↓
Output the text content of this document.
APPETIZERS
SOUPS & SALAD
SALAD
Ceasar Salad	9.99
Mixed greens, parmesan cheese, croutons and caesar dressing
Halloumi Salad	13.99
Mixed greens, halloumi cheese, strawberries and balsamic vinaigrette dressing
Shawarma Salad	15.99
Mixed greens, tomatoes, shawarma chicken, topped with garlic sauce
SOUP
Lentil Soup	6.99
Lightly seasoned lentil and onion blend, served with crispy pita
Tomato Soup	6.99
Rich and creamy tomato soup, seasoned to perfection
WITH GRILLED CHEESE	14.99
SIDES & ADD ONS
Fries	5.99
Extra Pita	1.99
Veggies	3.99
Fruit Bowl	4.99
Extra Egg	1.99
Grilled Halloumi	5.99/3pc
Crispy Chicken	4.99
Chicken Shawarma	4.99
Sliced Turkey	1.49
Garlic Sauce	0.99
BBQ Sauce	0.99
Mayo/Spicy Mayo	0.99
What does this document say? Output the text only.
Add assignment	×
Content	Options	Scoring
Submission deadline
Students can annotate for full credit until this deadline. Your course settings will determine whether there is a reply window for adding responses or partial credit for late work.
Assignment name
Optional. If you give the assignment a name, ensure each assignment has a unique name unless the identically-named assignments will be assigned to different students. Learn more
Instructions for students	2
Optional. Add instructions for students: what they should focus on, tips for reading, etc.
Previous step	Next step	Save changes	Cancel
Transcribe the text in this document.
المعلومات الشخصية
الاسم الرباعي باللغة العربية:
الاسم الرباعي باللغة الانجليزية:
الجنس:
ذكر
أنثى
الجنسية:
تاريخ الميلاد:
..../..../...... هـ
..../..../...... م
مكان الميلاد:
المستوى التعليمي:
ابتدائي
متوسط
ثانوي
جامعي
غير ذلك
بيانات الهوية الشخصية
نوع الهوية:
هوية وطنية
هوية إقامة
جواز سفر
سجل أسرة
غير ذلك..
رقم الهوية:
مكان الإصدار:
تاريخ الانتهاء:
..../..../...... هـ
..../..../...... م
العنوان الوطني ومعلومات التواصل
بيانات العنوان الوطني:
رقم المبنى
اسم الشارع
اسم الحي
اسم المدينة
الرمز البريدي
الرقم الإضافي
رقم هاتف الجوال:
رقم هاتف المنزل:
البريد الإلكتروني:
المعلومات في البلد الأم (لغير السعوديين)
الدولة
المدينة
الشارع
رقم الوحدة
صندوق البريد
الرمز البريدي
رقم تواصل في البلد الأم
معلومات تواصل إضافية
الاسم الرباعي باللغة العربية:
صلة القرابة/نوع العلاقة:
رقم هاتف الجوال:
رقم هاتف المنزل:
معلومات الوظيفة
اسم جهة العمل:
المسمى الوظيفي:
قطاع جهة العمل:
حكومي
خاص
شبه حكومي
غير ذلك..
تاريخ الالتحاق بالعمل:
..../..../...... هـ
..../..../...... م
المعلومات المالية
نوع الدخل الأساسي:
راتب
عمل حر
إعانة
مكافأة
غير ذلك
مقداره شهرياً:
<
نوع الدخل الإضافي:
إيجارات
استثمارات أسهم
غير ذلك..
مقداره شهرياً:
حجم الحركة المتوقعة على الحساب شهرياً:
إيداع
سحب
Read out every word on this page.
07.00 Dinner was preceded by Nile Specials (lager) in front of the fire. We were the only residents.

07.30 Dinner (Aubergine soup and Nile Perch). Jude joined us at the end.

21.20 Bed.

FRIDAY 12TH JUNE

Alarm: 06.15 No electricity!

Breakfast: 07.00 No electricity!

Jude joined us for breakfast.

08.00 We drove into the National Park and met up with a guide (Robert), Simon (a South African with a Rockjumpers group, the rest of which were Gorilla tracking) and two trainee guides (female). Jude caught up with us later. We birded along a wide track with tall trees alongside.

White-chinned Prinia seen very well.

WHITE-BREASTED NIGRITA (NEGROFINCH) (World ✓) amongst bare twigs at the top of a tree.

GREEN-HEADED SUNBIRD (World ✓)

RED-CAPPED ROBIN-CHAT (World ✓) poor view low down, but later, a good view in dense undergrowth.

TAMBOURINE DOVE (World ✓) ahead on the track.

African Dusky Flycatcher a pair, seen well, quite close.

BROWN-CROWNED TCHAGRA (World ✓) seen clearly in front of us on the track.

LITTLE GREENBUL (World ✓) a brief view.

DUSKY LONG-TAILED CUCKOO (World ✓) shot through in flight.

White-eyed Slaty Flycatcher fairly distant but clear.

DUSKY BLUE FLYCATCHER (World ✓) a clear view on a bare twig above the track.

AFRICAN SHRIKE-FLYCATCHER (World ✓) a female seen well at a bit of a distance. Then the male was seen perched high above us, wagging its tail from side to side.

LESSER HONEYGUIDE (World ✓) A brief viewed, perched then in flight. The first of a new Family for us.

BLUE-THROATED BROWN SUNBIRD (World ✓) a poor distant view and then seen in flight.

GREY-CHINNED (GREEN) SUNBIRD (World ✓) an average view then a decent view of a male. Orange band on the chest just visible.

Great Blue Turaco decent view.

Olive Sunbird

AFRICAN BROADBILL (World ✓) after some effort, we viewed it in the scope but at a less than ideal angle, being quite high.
↑
▸ Short exercise: Among the lines above, determine how many hold the word "Mixed"; report the figure alone.

▸ Task result: 3